_Set problem:_ Check every line below for the string "nghĩa", and copy the lines that contain it.

_Supplied data:_
◇ ◇ ◇ ◇ ◇ ◇ ◇
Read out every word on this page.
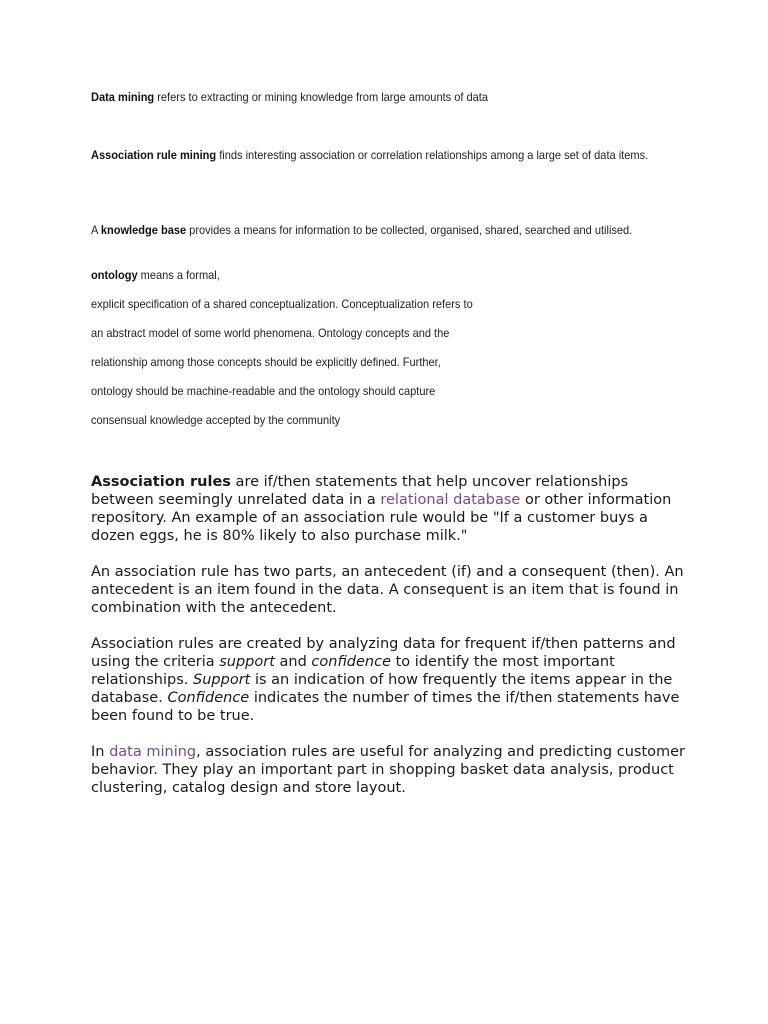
Data mining refers to extracting or mining knowledge from large amounts of data

Association rule mining finds interesting association or correlation relationships among a large set of data items.

A knowledge base provides a means for information to be collected, organised, shared, searched and utilised.

ontology means a formal,

explicit specification of a shared conceptualization. Conceptualization refers to

an abstract model of some world phenomena. Ontology concepts and the

relationship among those concepts should be explicitly defined. Further,

ontology should be machine-readable and the ontology should capture

consensual knowledge accepted by the community

Association rules are if/then statements that help uncover relationships between seemingly unrelated data in a relational database or other information repository. An example of an association rule would be "If a customer buys a dozen eggs, he is 80% likely to also purchase milk."

An association rule has two parts, an antecedent (if) and a consequent (then). An antecedent is an item found in the data. A consequent is an item that is found in combination with the antecedent.

Association rules are created by analyzing data for frequent if/then patterns and using the criteria support and confidence to identify the most important relationships. Support is an indication of how frequently the items appear in the database. Confidence indicates the number of times the if/then statements have been found to be true.

In data mining, association rules are useful for analyzing and predicting customer behavior. They play an important part in shopping basket data analysis, product clustering, catalog design and store layout.
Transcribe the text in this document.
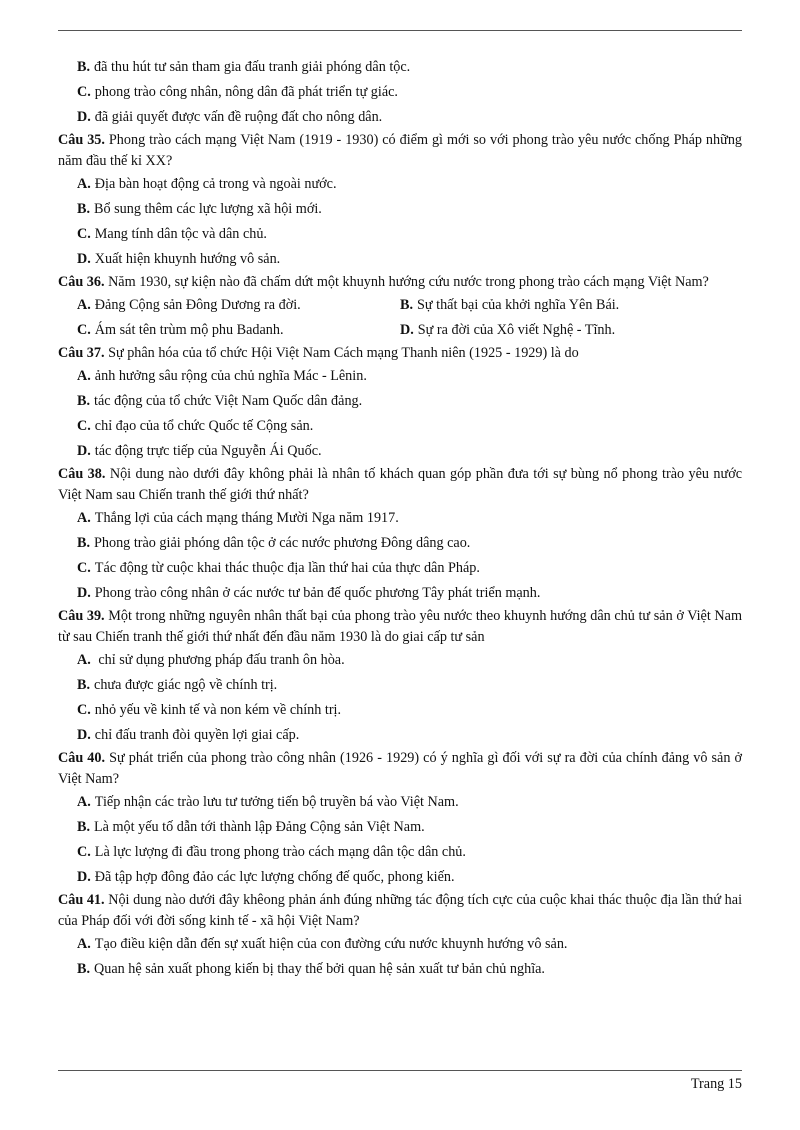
B. đã thu hút tư sản tham gia đấu tranh giải phóng dân tộc.

C. phong trào công nhân, nông dân đã phát triển tự giác.

D. đã giải quyết được vấn đề ruộng đất cho nông dân.

Câu 35. Phong trào cách mạng Việt Nam (1919 - 1930) có điểm gì mới so với phong trào yêu nước chống Pháp những năm đầu thế kỉ XX?

A. Địa bàn hoạt động cả trong và ngoài nước.

B. Bổ sung thêm các lực lượng xã hội mới.

C. Mang tính dân tộc và dân chủ.

D. Xuất hiện khuynh hướng vô sản.

Câu 36. Năm 1930, sự kiện nào đã chấm dứt một khuynh hướng cứu nước trong phong trào cách mạng Việt Nam?

A. Đảng Cộng sản Đông Dương ra đời.	B. Sự thất bại của khởi nghĩa Yên Bái.
C. Ám sát tên trùm mộ phu Badanh.	D. Sự ra đời của Xô viết Nghệ - Tĩnh.

Câu 37. Sự phân hóa của tổ chức Hội Việt Nam Cách mạng Thanh niên (1925 - 1929) là do

A. ảnh hưởng sâu rộng của chủ nghĩa Mác - Lênin.

B. tác động của tổ chức Việt Nam Quốc dân đảng.

C. chỉ đạo của tổ chức Quốc tế Cộng sản.

D. tác động trực tiếp của Nguyễn Ái Quốc.

Câu 38. Nội dung nào dưới đây không phải là nhân tố khách quan góp phần đưa tới sự bùng nổ phong trào yêu nước Việt Nam sau Chiến tranh thế giới thứ nhất?

A. Thắng lợi của cách mạng tháng Mười Nga năm 1917.

B. Phong trào giải phóng dân tộc ở các nước phương Đông dâng cao.

C. Tác động từ cuộc khai thác thuộc địa lần thứ hai của thực dân Pháp.

D. Phong trào công nhân ở các nước tư bản đế quốc phương Tây phát triển mạnh.

Câu 39. Một trong những nguyên nhân thất bại của phong trào yêu nước theo khuynh hướng dân chủ tư sản ở Việt Nam từ sau Chiến tranh thế giới thứ nhất đến đầu năm 1930 là do giai cấp tư sản

A. chỉ sử dụng phương pháp đấu tranh ôn hòa.

B. chưa được giác ngộ về chính trị.

C. nhỏ yếu về kinh tế và non kém về chính trị.

D. chỉ đấu tranh đòi quyền lợi giai cấp.

Câu 40. Sự phát triển của phong trào công nhân (1926 - 1929) có ý nghĩa gì đối với sự ra đời của chính đảng vô sản ở Việt Nam?

A. Tiếp nhận các trào lưu tư tưởng tiến bộ truyền bá vào Việt Nam.

B. Là một yếu tố dẫn tới thành lập Đảng Cộng sản Việt Nam.

C. Là lực lượng đi đầu trong phong trào cách mạng dân tộc dân chủ.

D. Đã tập hợp đông đảo các lực lượng chống đế quốc, phong kiến.

Câu 41. Nội dung nào dưới đây khêong phản ánh đúng những tác động tích cực của cuộc khai thác thuộc địa lần thứ hai của Pháp đối với đời sống kinh tế - xã hội Việt Nam?

A. Tạo điều kiện dẫn đến sự xuất hiện của con đường cứu nước khuynh hướng vô sản.

B. Quan hệ sản xuất phong kiến bị thay thế bởi quan hệ sản xuất tư bản chủ nghĩa.

Trang 15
◇ ◇ ◇ ◇ ◇ ◇ ◇
_Result:_
A. Đảng Cộng sản Đông Dương ra đời.	B. Sự thất bại của khởi nghĩa Yên Bái.
A. ảnh hưởng sâu rộng của chủ nghĩa Mác - Lênin.
Câu 40. Sự phát triển của phong trào công nhân (1926 - 1929) có ý nghĩa gì đối với sự ra đời của chính đảng vô sản ở Việt Nam?
B. Quan hệ sản xuất phong kiến bị thay thế bởi quan hệ sản xuất tư bản chủ nghĩa.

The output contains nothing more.